The tasks:
1/ Answer these questions from the Energy Plus settlement article:
(a) How much money will PURA receive under the settlement?
(b) In what year did the Attorney General and Consumer Counsel ask for the docket investigating the company's marketing?
(c) Besides the new laws passed this year, what else will Energy Plus be subject to going forward?
2/ Extend the Energy Plus settlement article, picking up right after its final sentence.

Energy Plus Settles Consumer Electric Complaints In Connecticut

May 22, 2014

The state Public Utilities Regulatory Authority (PURA) will receive $4.5 million for consumer assistance and education and enforcement activity related to third-party electric suppliers under a settlement agreement with electric supplier Energy Plus Holdings, LLC, Attorney General George Jepsen and Consumer Counsel Elin Swanson Katz said today.

The settlement was filed today and, if approved by PURA, resolves a docket the Attorney General and Consumer Counsel requested in 2012 to investigate the company’s marketing tactics in soliciting customers after numerous consumer complaints.

“With this settlement, we are agreeing to disagree with the company regarding any finding of fault in its past behavior,” said Attorney General Jepsen. “Going forward, Energy Plus will be subject to the new laws governing all electric suppliers that do business in the state of Connecticut that the legislature passed this year as well as the new regulations that PURA will develop.

Given records:
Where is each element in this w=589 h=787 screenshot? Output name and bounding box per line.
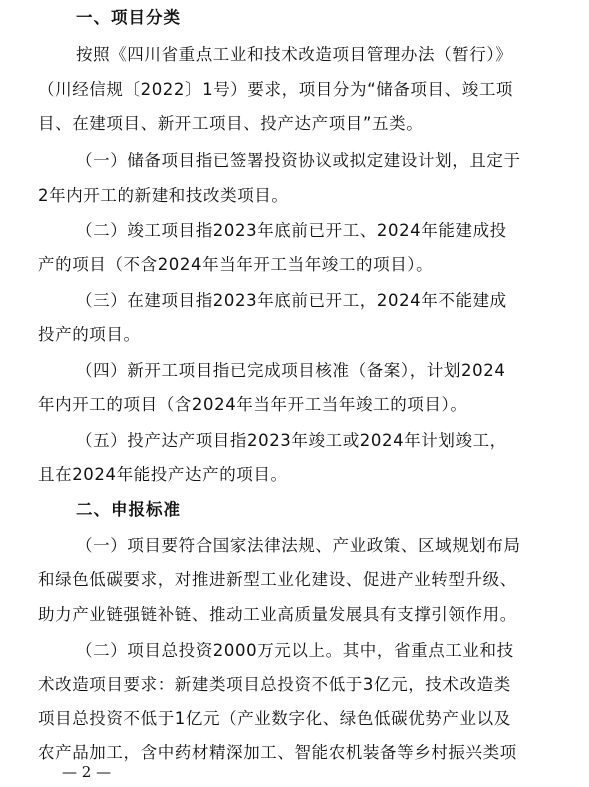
page-number: — 2 — (62, 763, 112, 781)
paragraph-line: 项目总投资不低于1亿元（产业数字化、绿色低碳优势产业以及 (38, 709, 511, 728)
section-heading-project-classification: 一、项目分类 (76, 8, 181, 27)
paragraph-line: （一）储备项目指已签署投资协议或拟定建设计划，且定于 (76, 151, 521, 170)
paragraph-line: （三）在建项目指2023年底前已开工，2024年不能建成 (76, 291, 507, 310)
paragraph-line: （二）竣工项目指2023年底前已开工、2024年能建成投 (76, 221, 507, 240)
paragraph-line: 农产品加工，含中药材精深加工、智能农机装备等乡村振兴类项 (38, 743, 517, 762)
paragraph-line: 和绿色低碳要求，对推进新型工业化建设、促进产业转型升级、 (38, 570, 517, 589)
paragraph-line: 按照《四川省重点工业和技术改造项目管理办法（暂行）》 (76, 45, 513, 64)
paragraph-line: 且在2024年能投产达产的项目。 (38, 465, 288, 484)
paragraph-line: 助力产业链强链补链、推动工业高质量发展具有支撑引领作用。 (38, 605, 517, 624)
paragraph-line: 投产的项目。 (38, 325, 141, 344)
paragraph-line: （二）项目总投资2000万元以上。其中，省重点工业和技 (76, 641, 514, 660)
paragraph-line: （一）项目要符合国家法律法规、产业政策、区域规划布局 (76, 536, 521, 555)
paragraph-line: 术改造项目要求：新建类项目总投资不低于3亿元，技术改造类 (38, 675, 511, 694)
section-heading-application-criteria: 二、申报标准 (76, 500, 181, 519)
paragraph-line: （川经信规〔2022〕1号）要求，项目分为“储备项目、竣工项 (38, 80, 514, 99)
paragraph-line: 2年内开工的新建和技改类项目。 (38, 186, 289, 205)
paragraph-line: （五）投产达产项目指2023年竣工或2024年计划竣工， (76, 431, 507, 450)
paragraph-line: 产的项目（不含2024年当年开工当年竣工的项目）。 (38, 255, 434, 274)
paragraph-line: 年内开工的项目（含2024年当年开工当年竣工的项目）。 (38, 395, 468, 414)
paragraph-line: （四）新开工项目指已完成项目核准（备案），计划2024 (76, 361, 506, 380)
paragraph-line: 目、在建项目、新开工项目、投产达产项目”五类。 (38, 114, 424, 133)
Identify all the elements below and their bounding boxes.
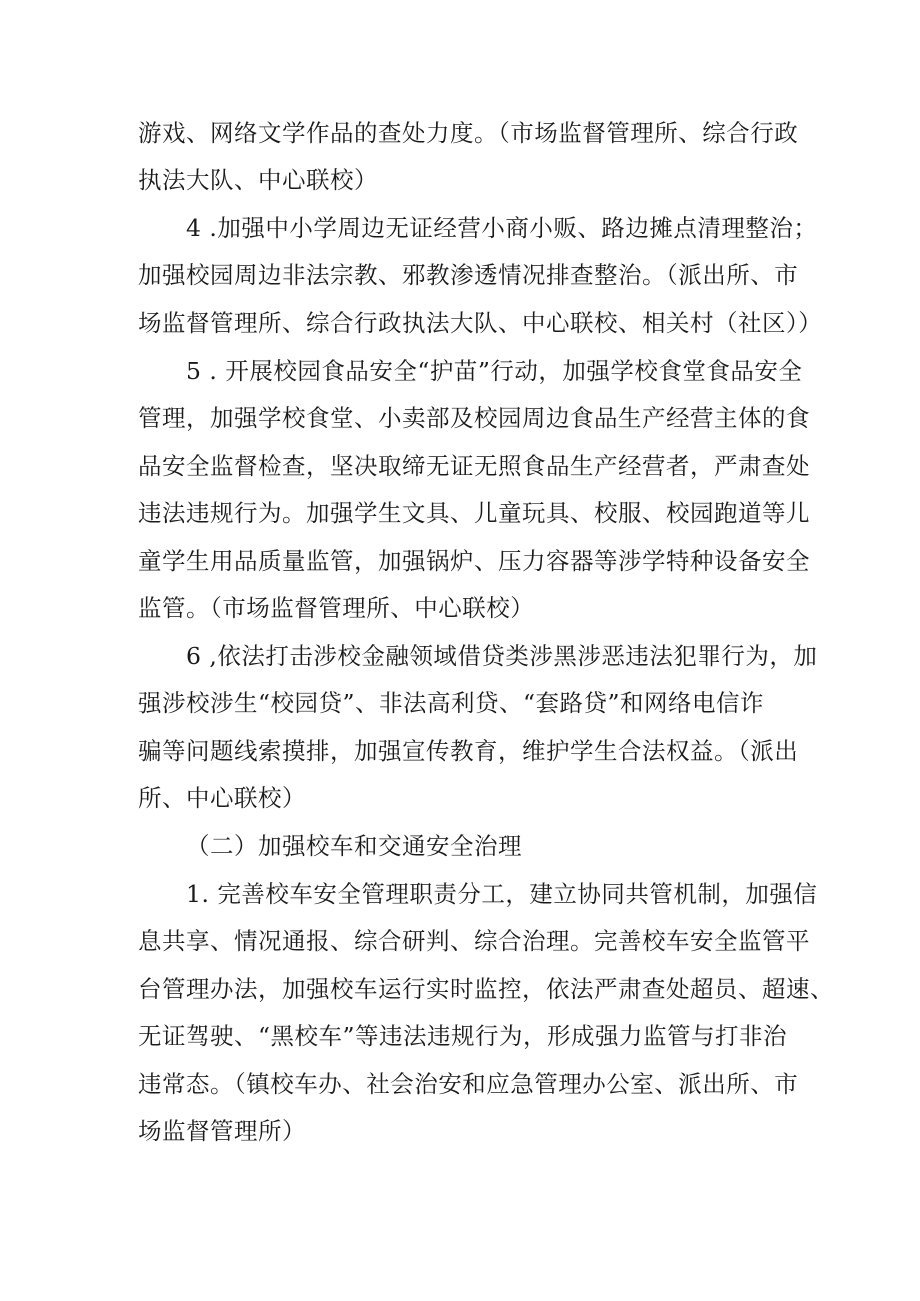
paragraph-1-line-1: 1. 完善校车安全管理职责分工，建立协同共管机制，加强信: [186, 880, 818, 908]
paragraph-5-line-2: 管理，加强学校食堂、小卖部及校园周边食品生产经营主体的食: [138, 404, 810, 432]
paragraph-6-line-1: 6 ,依法打击涉校金融领域借贷类涉黑涉恶违法犯罪行为，加: [186, 642, 818, 670]
paragraph-5-line-5: 童学生用品质量监管，加强锅炉、压力容器等涉学特种设备安全: [138, 547, 810, 575]
paragraph-1-line-6: 场监督管理所）: [138, 1117, 306, 1145]
paragraph-5-line-3: 品安全监督检查，坚决取缔无证无照食品生产经营者，严肃查处: [138, 452, 810, 480]
paragraph-1-line-2: 息共享、情况通报、综合研判、综合治理。完善校车安全监管平: [138, 927, 810, 955]
paragraph-5-line-6: 监管。（市场监督管理所、中心联校）: [138, 594, 535, 622]
paragraph-1-line-5: 违常态。（镇校车办、社会治安和应急管理办公室、派出所、市: [138, 1070, 799, 1098]
paragraph-5-line-4: 违法违规行为。加强学生文具、儿童玩具、校服、校园跑道等儿: [138, 499, 810, 527]
paragraph-4-line-1: 4 .加强中小学周边无证经营小商小贩、路边摊点清理整治；: [186, 214, 818, 242]
paragraph-5-line-1: 5 . 开展校园食品安全“护苗”行动，加强学校食堂食品安全: [186, 357, 803, 385]
paragraph-6-line-3: 骗等问题线索摸排，加强宣传教育，维护学生合法权益。（派出: [138, 737, 799, 765]
paragraph-4-line-2: 加强校园周边非法宗教、邪教渗透情况排查整治。（派出所、市: [138, 261, 799, 289]
paragraph-4-line-3: 场监督管理所、综合行政执法大队、中心联校、相关村（社区））: [138, 309, 823, 337]
text-line-1: 游戏、网络文学作品的查处力度。（市场监督管理所、综合行政: [138, 119, 799, 147]
paragraph-6-line-2: 强涉校涉生“校园贷”、非法高利贷、“套路贷”和网络电信诈: [138, 689, 765, 717]
paragraph-6-line-4: 所、中心联校）: [138, 784, 306, 812]
section-heading: （二）加强校车和交通安全治理: [186, 832, 522, 860]
paragraph-1-line-4: 无证驾驶、“黑校车”等违法违规行为，形成强力监管与打非治: [138, 1022, 788, 1050]
paragraph-1-line-3: 台管理办法，加强校车运行实时监控，依法严肃查处超员、超速、: [138, 975, 834, 1003]
text-line-2: 执法大队、中心联校）: [138, 166, 378, 194]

Answers to the problems:
1/
(a) $4.5 million.
(b) 2012.
(c) The new regulations that PURA will develop.

2/
“The company has been acquired by a new owner who has undertaken efforts to improve marketing practices. It is appropriate to settle at this time not only because past circumstances have changed, but also because the agreement advances a vital consumer protection mission into the future: helping to enhance the ability of PURA to address abuses in the electric supplier market.

“The timing of this agreement is opportune for both consumers and PURA, which has seen diminished enforcement resources in recent years and is now tasked with implementing and enforcing substantial statutory reforms in the electric supplier market.”

“I’m pleased that we have addressed concerns raised about pricing and advertising claims by Energy Plus in a way that will be a positive for all electric ratepayers. This money will fund new positions at PURA to increase enforcement, ramp up customer education, and support other important initiatives with respect to the electric supplier market,” said Consumer Counsel Katz. “It’s been a rough year for many customers of electric suppliers, and I’m glad we can bring them some good news. Between these new resources and the new law enacted by the legislature earlier this month, we’re looking at a changed landscape for this market. Change is certainly needed in this area.”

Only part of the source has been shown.